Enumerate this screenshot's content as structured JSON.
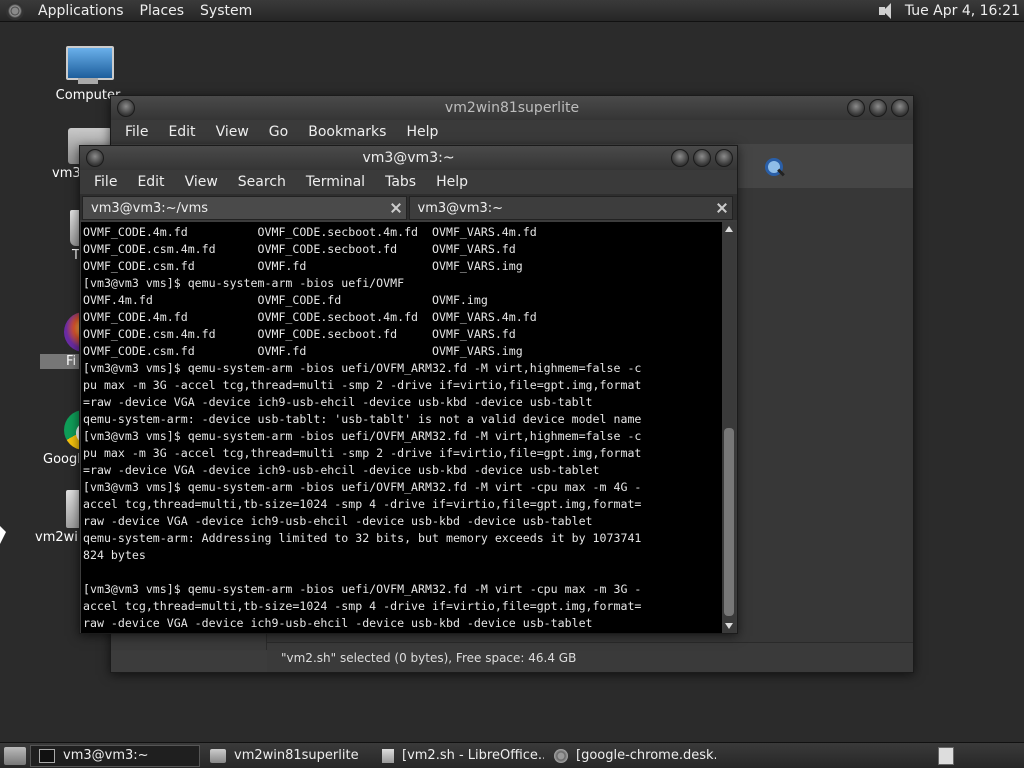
{
  "top_panel": {
    "menus": [
      "Applications",
      "Places",
      "System"
    ],
    "clock": "Tue Apr  4, 16:21"
  },
  "desktop_icons": [
    "Computer",
    "vm3'",
    "T",
    "Fi",
    "Google",
    "vm2win"
  ],
  "file_manager": {
    "title": "vm2win81superlite",
    "menus": [
      "File",
      "Edit",
      "View",
      "Go",
      "Bookmarks",
      "Help"
    ],
    "status": "\"vm2.sh\" selected (0 bytes), Free space: 46.4 GB"
  },
  "terminal": {
    "title": "vm3@vm3:~",
    "menus": [
      "File",
      "Edit",
      "View",
      "Search",
      "Terminal",
      "Tabs",
      "Help"
    ],
    "tabs": [
      {
        "label": "vm3@vm3:~/vms"
      },
      {
        "label": "vm3@vm3:~"
      }
    ],
    "lines": [
      "OVMF_CODE.4m.fd          OVMF_CODE.secboot.4m.fd  OVMF_VARS.4m.fd",
      "OVMF_CODE.csm.4m.fd      OVMF_CODE.secboot.fd     OVMF_VARS.fd",
      "OVMF_CODE.csm.fd         OVMF.fd                  OVMF_VARS.img",
      "[vm3@vm3 vms]$ qemu-system-arm -bios uefi/OVMF",
      "OVMF.4m.fd               OVMF_CODE.fd             OVMF.img",
      "OVMF_CODE.4m.fd          OVMF_CODE.secboot.4m.fd  OVMF_VARS.4m.fd",
      "OVMF_CODE.csm.4m.fd      OVMF_CODE.secboot.fd     OVMF_VARS.fd",
      "OVMF_CODE.csm.fd         OVMF.fd                  OVMF_VARS.img",
      "[vm3@vm3 vms]$ qemu-system-arm -bios uefi/OVFM_ARM32.fd -M virt,highmem=false -c",
      "pu max -m 3G -accel tcg,thread=multi -smp 2 -drive if=virtio,file=gpt.img,format",
      "=raw -device VGA -device ich9-usb-ehcil -device usb-kbd -device usb-tablt",
      "qemu-system-arm: -device usb-tablt: 'usb-tablt' is not a valid device model name",
      "[vm3@vm3 vms]$ qemu-system-arm -bios uefi/OVFM_ARM32.fd -M virt,highmem=false -c",
      "pu max -m 3G -accel tcg,thread=multi -smp 2 -drive if=virtio,file=gpt.img,format",
      "=raw -device VGA -device ich9-usb-ehcil -device usb-kbd -device usb-tablet",
      "[vm3@vm3 vms]$ qemu-system-arm -bios uefi/OVFM_ARM32.fd -M virt -cpu max -m 4G -",
      "accel tcg,thread=multi,tb-size=1024 -smp 4 -drive if=virtio,file=gpt.img,format=",
      "raw -device VGA -device ich9-usb-ehcil -device usb-kbd -device usb-tablet",
      "qemu-system-arm: Addressing limited to 32 bits, but memory exceeds it by 1073741",
      "824 bytes",
      "",
      "[vm3@vm3 vms]$ qemu-system-arm -bios uefi/OVFM_ARM32.fd -M virt -cpu max -m 3G -",
      "accel tcg,thread=multi,tb-size=1024 -smp 4 -drive if=virtio,file=gpt.img,format=",
      "raw -device VGA -device ich9-usb-ehcil -device usb-kbd -device usb-tablet"
    ]
  },
  "taskbar": {
    "tasks": [
      {
        "label": "vm3@vm3:~"
      },
      {
        "label": "vm2win81superlite"
      },
      {
        "label": "[vm2.sh - LibreOffice..."
      },
      {
        "label": "[google-chrome.desk..."
      }
    ]
  }
}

▸ **WORK REQUIRED**:
Pictures are to be left out; repeat all the remaining data exactly.

▸ **RESULT OF THE TASK**:
Enumerate this screenshot's content as structured JSON.
{
  "top_panel": {
    "menus": [
      "Applications",
      "Places",
      "System"
    ],
    "clock": "Tue Apr  4, 16:21"
  },
  "desktop_icons": [
    "Computer",
    "vm3'",
    "T",
    "Fi",
    "Google",
    "vm2win"
  ],
  "file_manager": {
    "title": "vm2win81superlite",
    "menus": [
      "File",
      "Edit",
      "View",
      "Go",
      "Bookmarks",
      "Help"
    ],
    "status": "\"vm2.sh\" selected (0 bytes), Free space: 46.4 GB"
  },
  "terminal": {
    "title": "vm3@vm3:~",
    "menus": [
      "File",
      "Edit",
      "View",
      "Search",
      "Terminal",
      "Tabs",
      "Help"
    ],
    "tabs": [
      {
        "label": "vm3@vm3:~/vms"
      },
      {
        "label": "vm3@vm3:~"
      }
    ],
    "lines": [
      "OVMF_CODE.4m.fd          OVMF_CODE.secboot.4m.fd  OVMF_VARS.4m.fd",
      "OVMF_CODE.csm.4m.fd      OVMF_CODE.secboot.fd     OVMF_VARS.fd",
      "OVMF_CODE.csm.fd         OVMF.fd                  OVMF_VARS.img",
      "[vm3@vm3 vms]$ qemu-system-arm -bios uefi/OVMF",
      "OVMF.4m.fd               OVMF_CODE.fd             OVMF.img",
      "OVMF_CODE.4m.fd          OVMF_CODE.secboot.4m.fd  OVMF_VARS.4m.fd",
      "OVMF_CODE.csm.4m.fd      OVMF_CODE.secboot.fd     OVMF_VARS.fd",
      "OVMF_CODE.csm.fd         OVMF.fd                  OVMF_VARS.img",
      "[vm3@vm3 vms]$ qemu-system-arm -bios uefi/OVFM_ARM32.fd -M virt,highmem=false -c",
      "pu max -m 3G -accel tcg,thread=multi -smp 2 -drive if=virtio,file=gpt.img,format",
      "=raw -device VGA -device ich9-usb-ehcil -device usb-kbd -device usb-tablt",
      "qemu-system-arm: -device usb-tablt: 'usb-tablt' is not a valid device model name",
      "[vm3@vm3 vms]$ qemu-system-arm -bios uefi/OVFM_ARM32.fd -M virt,highmem=false -c",
      "pu max -m 3G -accel tcg,thread=multi -smp 2 -drive if=virtio,file=gpt.img,format",
      "=raw -device VGA -device ich9-usb-ehcil -device usb-kbd -device usb-tablet",
      "[vm3@vm3 vms]$ qemu-system-arm -bios uefi/OVFM_ARM32.fd -M virt -cpu max -m 4G -",
      "accel tcg,thread=multi,tb-size=1024 -smp 4 -drive if=virtio,file=gpt.img,format=",
      "raw -device VGA -device ich9-usb-ehcil -device usb-kbd -device usb-tablet",
      "qemu-system-arm: Addressing limited to 32 bits, but memory exceeds it by 1073741",
      "824 bytes",
      "",
      "[vm3@vm3 vms]$ qemu-system-arm -bios uefi/OVFM_ARM32.fd -M virt -cpu max -m 3G -",
      "accel tcg,thread=multi,tb-size=1024 -smp 4 -drive if=virtio,file=gpt.img,format=",
      "raw -device VGA -device ich9-usb-ehcil -device usb-kbd -device usb-tablet"
    ]
  },
  "taskbar": {
    "tasks": [
      {
        "label": "vm3@vm3:~"
      },
      {
        "label": "vm2win81superlite"
      },
      {
        "label": "[vm2.sh - LibreOffice..."
      },
      {
        "label": "[google-chrome.desk..."
      }
    ]
  }
}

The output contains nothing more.